[Collection entries]
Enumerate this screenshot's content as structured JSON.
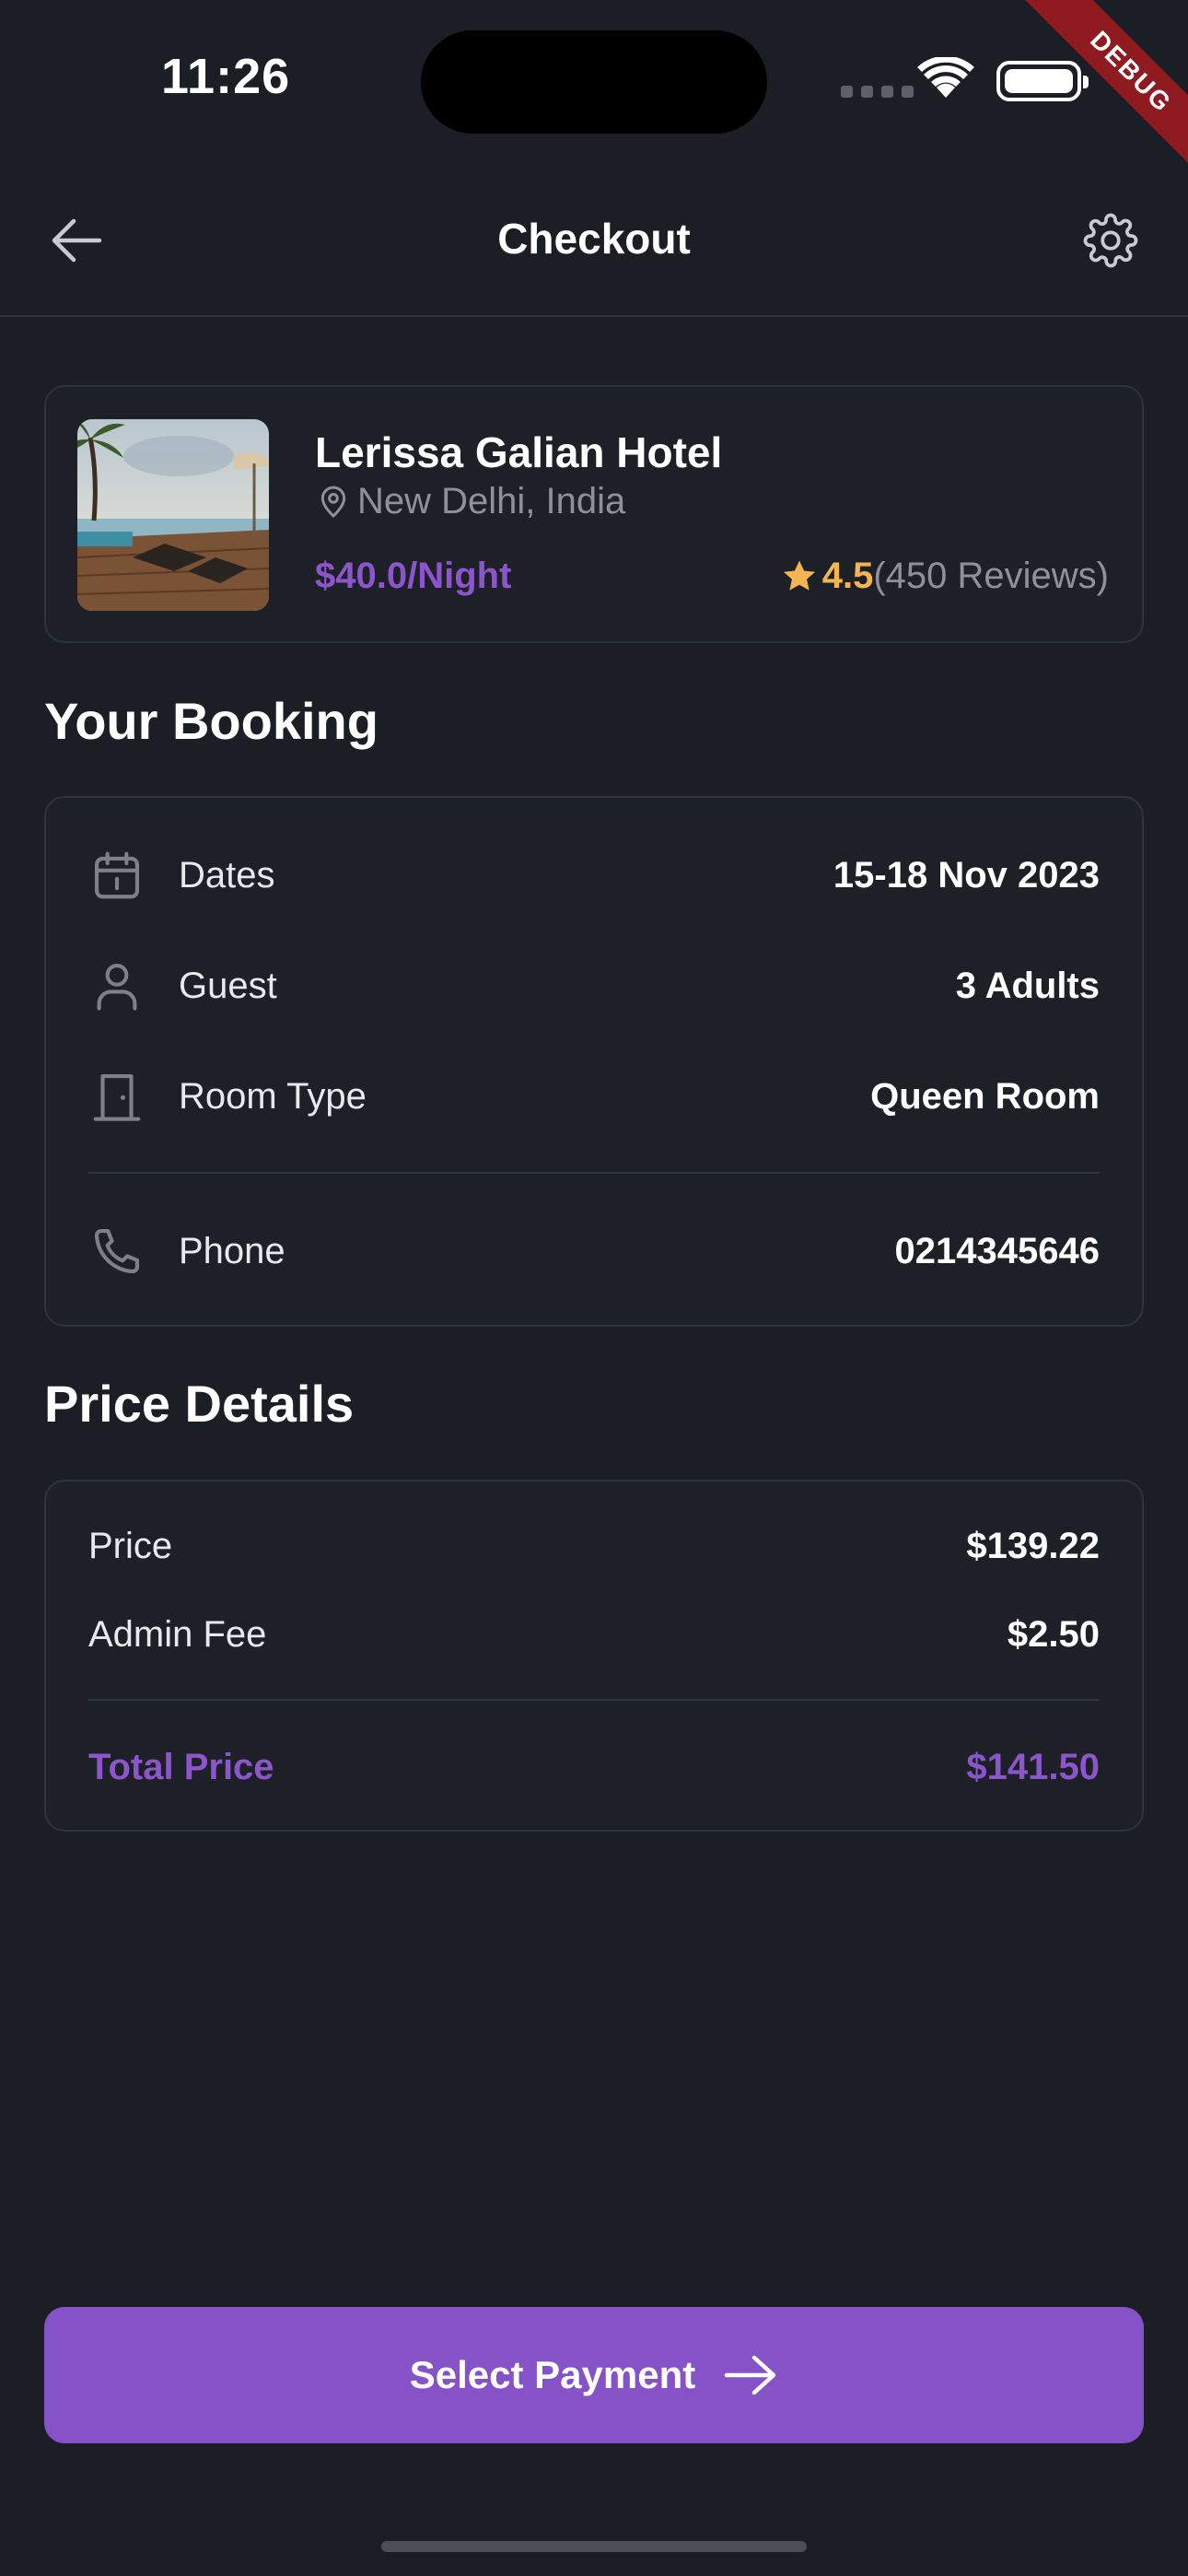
{
  "status_bar": {
    "time": "11:26"
  },
  "debug_banner": "DEBUG",
  "header": {
    "title": "Checkout",
    "back_icon": "arrow-left-icon",
    "settings_icon": "gear-icon"
  },
  "hotel": {
    "name": "Lerissa Galian Hotel",
    "location": "New Delhi, India",
    "price": "$40.0/Night",
    "rating": "4.5",
    "reviews": "(450 Reviews)"
  },
  "booking": {
    "heading": "Your Booking",
    "rows": [
      {
        "icon": "calendar-icon",
        "label": "Dates",
        "value": "15-18 Nov 2023"
      },
      {
        "icon": "person-icon",
        "label": "Guest",
        "value": "3 Adults"
      },
      {
        "icon": "door-icon",
        "label": "Room Type",
        "value": "Queen Room"
      },
      {
        "icon": "phone-icon",
        "label": "Phone",
        "value": "0214345646"
      }
    ]
  },
  "price_details": {
    "heading": "Price Details",
    "rows": [
      {
        "label": "Price",
        "value": "$139.22"
      },
      {
        "label": "Admin Fee",
        "value": "$2.50"
      }
    ],
    "total": {
      "label": "Total Price",
      "value": "$141.50"
    }
  },
  "cta": {
    "label": "Select Payment"
  },
  "colors": {
    "accent": "#8552c8",
    "background": "#1b1e24",
    "star": "#f4b452"
  }
}
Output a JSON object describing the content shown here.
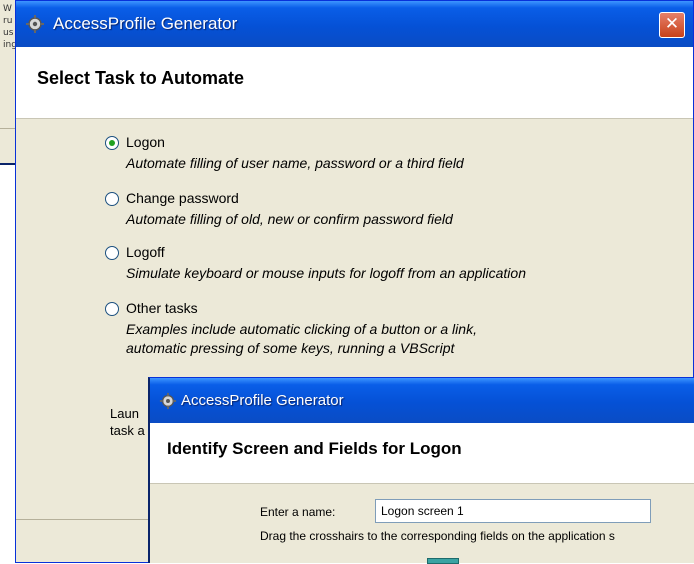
{
  "background_window": {
    "text_lines": [
      "W",
      "ru",
      "us",
      "ing"
    ]
  },
  "main_dialog": {
    "title": "AccessProfile Generator",
    "heading": "Select Task to Automate",
    "close_glyph": "✕",
    "options": [
      {
        "label": "Logon",
        "description": [
          "Automate filling of user name, password or a third field"
        ],
        "checked": true
      },
      {
        "label": "Change password",
        "description": [
          "Automate filling of old, new or confirm password field"
        ],
        "checked": false
      },
      {
        "label": "Logoff",
        "description": [
          "Simulate keyboard or mouse inputs for logoff from an application"
        ],
        "checked": false
      },
      {
        "label": "Other tasks",
        "description": [
          "Examples include automatic clicking of a button or a link,",
          "automatic pressing of some keys, running a VBScript"
        ],
        "checked": false
      }
    ],
    "launch_text": [
      "Laun",
      "task a"
    ]
  },
  "second_dialog": {
    "title": "AccessProfile Generator",
    "heading": "Identify Screen and Fields for Logon",
    "name_label": "Enter a name:",
    "name_value": "Logon screen 1",
    "drag_hint": "Drag the crosshairs to the corresponding fields on the application s"
  },
  "colors": {
    "titlebar": "#0551d6",
    "dialog_body": "#ece9d8",
    "close_button": "#c84119",
    "radio_selected": "#21a121"
  },
  "icons": [
    "app-gear-icon",
    "close-icon",
    "crosshair-icon"
  ]
}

_Task goal_
Without including any pictures, reproduce the listing exactly.

_Response to the task_
Enumerate this screenshot's content as structured JSON.
{
  "status_bar": {
    "time": "11:26"
  },
  "debug_banner": "DEBUG",
  "header": {
    "title": "Checkout",
    "back_icon": "arrow-left-icon",
    "settings_icon": "gear-icon"
  },
  "hotel": {
    "name": "Lerissa Galian Hotel",
    "location": "New Delhi, India",
    "price": "$40.0/Night",
    "rating": "4.5",
    "reviews": "(450 Reviews)"
  },
  "booking": {
    "heading": "Your Booking",
    "rows": [
      {
        "icon": "calendar-icon",
        "label": "Dates",
        "value": "15-18 Nov 2023"
      },
      {
        "icon": "person-icon",
        "label": "Guest",
        "value": "3 Adults"
      },
      {
        "icon": "door-icon",
        "label": "Room Type",
        "value": "Queen Room"
      },
      {
        "icon": "phone-icon",
        "label": "Phone",
        "value": "0214345646"
      }
    ]
  },
  "price_details": {
    "heading": "Price Details",
    "rows": [
      {
        "label": "Price",
        "value": "$139.22"
      },
      {
        "label": "Admin Fee",
        "value": "$2.50"
      }
    ],
    "total": {
      "label": "Total Price",
      "value": "$141.50"
    }
  },
  "cta": {
    "label": "Select Payment"
  },
  "colors": {
    "accent": "#8552c8",
    "background": "#1b1e24",
    "star": "#f4b452"
  }
}
Output a JSON object describing the content shown here.
{
  "background_window": {
    "text_lines": [
      "W",
      "ru",
      "us",
      "ing"
    ]
  },
  "main_dialog": {
    "title": "AccessProfile Generator",
    "heading": "Select Task to Automate",
    "close_glyph": "✕",
    "options": [
      {
        "label": "Logon",
        "description": [
          "Automate filling of user name, password or a third field"
        ],
        "checked": true
      },
      {
        "label": "Change password",
        "description": [
          "Automate filling of old, new or confirm password field"
        ],
        "checked": false
      },
      {
        "label": "Logoff",
        "description": [
          "Simulate keyboard or mouse inputs for logoff from an application"
        ],
        "checked": false
      },
      {
        "label": "Other tasks",
        "description": [
          "Examples include automatic clicking of a button or a link,",
          "automatic pressing of some keys, running a VBScript"
        ],
        "checked": false
      }
    ],
    "launch_text": [
      "Laun",
      "task a"
    ]
  },
  "second_dialog": {
    "title": "AccessProfile Generator",
    "heading": "Identify Screen and Fields for Logon",
    "name_label": "Enter a name:",
    "name_value": "Logon screen 1",
    "drag_hint": "Drag the crosshairs to the corresponding fields on the application s"
  },
  "colors": {
    "titlebar": "#0551d6",
    "dialog_body": "#ece9d8",
    "close_button": "#c84119",
    "radio_selected": "#21a121"
  },
  "icons": [
    "app-gear-icon",
    "close-icon",
    "crosshair-icon"
  ]
}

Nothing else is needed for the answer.